# Consigne 1
Renommez « y-tick-label » en « y-label » dans toute la liste ci-dessous, puis recopiez cette liste en entier sans rien changer d'autre.

# Extrait de page

Aller au contenu

Correspondance de Voltaire/1771/Lettre 8336

La bibliothèque libre.
Correspondance : année 1771GarnierŒuvres complètes de Voltaire, tome 47 (p. 481-483).
8336. — À M. LE MARÉCHAL DUC DE RICHELIEU.
À Ferney, 20 juillet.

On est donc, mon héros, à Paris comme à Rome, parents contre parents[1]. La différence est qu’il s’agissait chez les Romains de l’empire du monde et de ses bribes, et que chez les Welches il ne s’agit, comme à leur ordinaire, que de billevesées. Je crois pourtant que s’il y a un bon parti, vous l’avez pris : et ce qui me persuade que ce parti est le meilleur, c’est qu’il n’est pas assurément le plus nombreux.

Je me trouve, monseigneur, réformé à votre suite dans ma chétive petite sphère. J’ai deux neveux[2] qui ont chacun un grand crédit dans l’ancien et le nouveau parlement. J’ai donné mon suffrage au nouveau, mais je n’y ai pas eu grand mérite. Il y a longtemps que les Calas, les chevaliers de La Barre, les Lally, etc., m’ont brouillé avec les tuteurs des rois[3] ; et j’ai toujours mieux aimé dépendre du descendant de Robert le Fort, lequel descendait par les femmes de Charlemagne, que d’avoir pour rois des bourgeois mes confrères. Je suis bien sûr que toute leur belle puissance intermédiaire, l’unité, l’indivisibilité de tous les parlements, ne m’auraient jamais fait rendre un sou des deux cent mille livres d’argent comptant que M. l’abbé Terray m’a prises un peu à la Mandrin, dans le coffre-fort de M. Magon. Je lui pardonne cette opération de housard, s’il ne nous prend pas tout le reste.

C’est surtout cette aventure qui a dérangé ma pauvre colonie. Elle était née sous la protection de M. le duc de Choiseul, elle est tombée avec lui. On avait établi chez moi trois manufactures qui travaillaient pour l’Espagne, pour la Turquie, pour la Russie. Il était assez beau de voir entrer de l’argent en France par les travaux d’un misérable petit village. Tout cela va tomber, si je ne suis pas secouru. Les secours que je demandais n’étaient que le payement de ce qu’on me doit, et qu’on avait promis de me payer. Je profiterai de vos bontés. J’écrirai à M. l’abbé de Blet[4]. Si on me refuse l’aumône, je n’aurai pas du moins à me reprocher de ne l’avoir pas demandée.

Je m’étais figuré que mon héros habiterait uniquement Versailles ; mais je vois qu’il veut encore jouir de son beau palais de Paris, où probablement j’aurai le malheur de ne lui faire jamais ma cour.

# Liste fournie
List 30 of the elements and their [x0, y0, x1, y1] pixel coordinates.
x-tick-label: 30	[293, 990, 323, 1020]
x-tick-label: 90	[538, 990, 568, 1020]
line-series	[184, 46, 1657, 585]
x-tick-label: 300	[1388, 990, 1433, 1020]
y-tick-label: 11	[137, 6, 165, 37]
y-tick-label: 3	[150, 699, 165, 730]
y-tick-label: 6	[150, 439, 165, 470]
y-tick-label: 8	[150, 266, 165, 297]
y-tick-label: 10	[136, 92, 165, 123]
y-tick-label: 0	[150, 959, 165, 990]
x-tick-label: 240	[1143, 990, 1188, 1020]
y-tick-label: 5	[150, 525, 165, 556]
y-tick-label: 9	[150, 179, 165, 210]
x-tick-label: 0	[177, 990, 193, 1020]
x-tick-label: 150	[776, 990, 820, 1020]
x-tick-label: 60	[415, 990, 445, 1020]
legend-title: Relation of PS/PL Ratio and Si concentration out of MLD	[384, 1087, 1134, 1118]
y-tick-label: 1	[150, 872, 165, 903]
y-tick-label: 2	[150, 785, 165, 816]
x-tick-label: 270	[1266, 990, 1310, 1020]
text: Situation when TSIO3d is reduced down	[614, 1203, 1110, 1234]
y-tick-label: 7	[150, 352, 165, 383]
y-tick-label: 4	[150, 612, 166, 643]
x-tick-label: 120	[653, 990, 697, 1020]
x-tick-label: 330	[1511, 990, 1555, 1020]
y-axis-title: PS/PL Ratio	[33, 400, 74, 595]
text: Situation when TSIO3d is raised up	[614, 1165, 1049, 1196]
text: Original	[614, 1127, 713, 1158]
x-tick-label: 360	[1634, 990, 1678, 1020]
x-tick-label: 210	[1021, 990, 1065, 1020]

# Consigne 2
Donnez la suite de la lettre au maréchal duc de Richelieu, plus haut, après sa dernière phrase.

# Réponse rédigée 1
List 30 of the elements and their [x0, y0, x1, y1] pixel coordinates.
x-tick-label: 30	[293, 990, 323, 1020]
x-tick-label: 90	[538, 990, 568, 1020]
line-series	[184, 46, 1657, 585]
x-tick-label: 300	[1388, 990, 1433, 1020]
y-label: 11	[137, 6, 165, 37]
y-label: 3	[150, 699, 165, 730]
y-label: 6	[150, 439, 165, 470]
y-label: 8	[150, 266, 165, 297]
y-label: 10	[136, 92, 165, 123]
y-label: 0	[150, 959, 165, 990]
x-tick-label: 240	[1143, 990, 1188, 1020]
y-label: 5	[150, 525, 165, 556]
y-label: 9	[150, 179, 165, 210]
x-tick-label: 0	[177, 990, 193, 1020]
x-tick-label: 150	[776, 990, 820, 1020]
x-tick-label: 60	[415, 990, 445, 1020]
legend-title: Relation of PS/PL Ratio and Si concentration out of MLD	[384, 1087, 1134, 1118]
y-label: 1	[150, 872, 165, 903]
y-label: 2	[150, 785, 165, 816]
x-tick-label: 270	[1266, 990, 1310, 1020]
text: Situation when TSIO3d is reduced down	[614, 1203, 1110, 1234]
y-label: 7	[150, 352, 165, 383]
y-label: 4	[150, 612, 166, 643]
x-tick-label: 120	[653, 990, 697, 1020]
x-tick-label: 330	[1511, 990, 1555, 1020]
y-axis-title: PS/PL Ratio	[33, 400, 74, 595]
text: Situation when TSIO3d is raised up	[614, 1165, 1049, 1196]
text: Original	[614, 1127, 713, 1158]
x-tick-label: 360	[1634, 990, 1678, 1020]
x-tick-label: 210	[1021, 990, 1065, 1020]

# Réponse rédigée 2
J’ai pris la liberté de recommander à Mme la duchesse d’Aiguillon[5] une dame de qualité de Franche-Comté, Mme la comtesse de Beaufort ; et cette liberté, qui serait ridicule dans d’autres circonstances, porte son excuse dans l’étonnante aventure dont cette dame est la victime. Un coquin de prêtre, d’ailleurs très-scandaleux, et mort de ses débauches et d’une fièvre maligne, a déclaré, en mourant, que M. le comte de Beaufort l’avait assassiné.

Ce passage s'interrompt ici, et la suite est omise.